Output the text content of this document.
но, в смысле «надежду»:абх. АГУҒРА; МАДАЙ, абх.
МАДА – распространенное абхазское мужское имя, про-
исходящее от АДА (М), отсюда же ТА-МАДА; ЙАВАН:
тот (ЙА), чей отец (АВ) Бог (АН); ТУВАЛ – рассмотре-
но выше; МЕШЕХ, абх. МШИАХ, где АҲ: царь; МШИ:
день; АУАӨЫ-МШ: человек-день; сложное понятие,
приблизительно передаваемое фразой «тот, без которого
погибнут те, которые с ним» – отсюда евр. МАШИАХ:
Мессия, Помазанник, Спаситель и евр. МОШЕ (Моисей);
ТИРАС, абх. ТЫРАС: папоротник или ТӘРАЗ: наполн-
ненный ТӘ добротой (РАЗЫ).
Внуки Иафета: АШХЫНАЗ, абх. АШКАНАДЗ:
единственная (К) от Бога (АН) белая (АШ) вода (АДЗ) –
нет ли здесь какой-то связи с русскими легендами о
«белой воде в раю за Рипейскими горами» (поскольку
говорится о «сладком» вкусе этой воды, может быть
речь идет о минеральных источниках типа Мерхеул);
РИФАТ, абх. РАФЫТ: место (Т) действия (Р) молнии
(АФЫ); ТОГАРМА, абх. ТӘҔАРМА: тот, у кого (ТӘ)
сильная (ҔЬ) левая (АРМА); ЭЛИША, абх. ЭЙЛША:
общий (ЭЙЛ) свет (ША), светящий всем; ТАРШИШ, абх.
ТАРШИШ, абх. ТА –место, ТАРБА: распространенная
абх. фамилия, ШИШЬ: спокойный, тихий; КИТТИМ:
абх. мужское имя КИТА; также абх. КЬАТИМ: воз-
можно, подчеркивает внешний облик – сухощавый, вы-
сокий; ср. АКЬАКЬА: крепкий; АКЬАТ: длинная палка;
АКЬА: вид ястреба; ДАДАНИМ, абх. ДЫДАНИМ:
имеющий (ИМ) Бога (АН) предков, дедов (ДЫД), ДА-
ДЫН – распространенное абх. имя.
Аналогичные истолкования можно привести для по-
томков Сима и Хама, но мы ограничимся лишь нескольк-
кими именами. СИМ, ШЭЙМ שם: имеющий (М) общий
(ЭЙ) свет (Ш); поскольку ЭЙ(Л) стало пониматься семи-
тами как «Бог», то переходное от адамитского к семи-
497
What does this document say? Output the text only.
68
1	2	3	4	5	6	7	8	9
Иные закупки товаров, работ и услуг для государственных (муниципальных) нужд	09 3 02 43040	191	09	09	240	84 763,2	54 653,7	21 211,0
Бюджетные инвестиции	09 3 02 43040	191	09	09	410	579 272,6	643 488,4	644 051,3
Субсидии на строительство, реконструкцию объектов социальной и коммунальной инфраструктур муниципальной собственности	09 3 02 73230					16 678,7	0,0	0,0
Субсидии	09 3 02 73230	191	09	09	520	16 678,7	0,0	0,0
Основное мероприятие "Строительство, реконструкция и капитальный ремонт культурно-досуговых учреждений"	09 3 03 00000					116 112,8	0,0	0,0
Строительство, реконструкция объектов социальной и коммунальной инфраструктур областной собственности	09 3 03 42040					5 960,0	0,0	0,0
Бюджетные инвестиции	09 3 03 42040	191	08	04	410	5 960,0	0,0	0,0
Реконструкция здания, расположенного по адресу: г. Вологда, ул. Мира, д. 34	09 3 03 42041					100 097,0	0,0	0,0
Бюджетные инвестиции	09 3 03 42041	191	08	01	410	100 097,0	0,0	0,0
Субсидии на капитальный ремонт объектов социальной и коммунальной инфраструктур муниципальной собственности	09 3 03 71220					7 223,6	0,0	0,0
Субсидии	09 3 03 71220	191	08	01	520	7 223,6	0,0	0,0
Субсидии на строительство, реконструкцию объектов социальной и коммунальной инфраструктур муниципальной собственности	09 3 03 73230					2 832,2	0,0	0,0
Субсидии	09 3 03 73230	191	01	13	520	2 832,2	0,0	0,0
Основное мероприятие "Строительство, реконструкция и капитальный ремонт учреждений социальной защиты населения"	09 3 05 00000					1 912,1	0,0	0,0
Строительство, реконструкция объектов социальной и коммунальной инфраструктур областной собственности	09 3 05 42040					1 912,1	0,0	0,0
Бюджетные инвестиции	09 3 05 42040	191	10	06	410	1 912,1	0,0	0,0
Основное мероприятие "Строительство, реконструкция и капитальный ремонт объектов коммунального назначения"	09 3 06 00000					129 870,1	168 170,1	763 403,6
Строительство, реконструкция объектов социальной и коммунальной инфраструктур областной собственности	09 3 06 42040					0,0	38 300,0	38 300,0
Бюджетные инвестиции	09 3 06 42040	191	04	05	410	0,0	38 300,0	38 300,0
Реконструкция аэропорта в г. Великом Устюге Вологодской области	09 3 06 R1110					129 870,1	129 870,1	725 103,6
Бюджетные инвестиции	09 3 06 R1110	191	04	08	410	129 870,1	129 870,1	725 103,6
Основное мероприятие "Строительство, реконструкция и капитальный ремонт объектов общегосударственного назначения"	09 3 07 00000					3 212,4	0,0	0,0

Goal: What is the number of lines in these records that contain "отсюда"? Reply with the number only.

Written solution: 2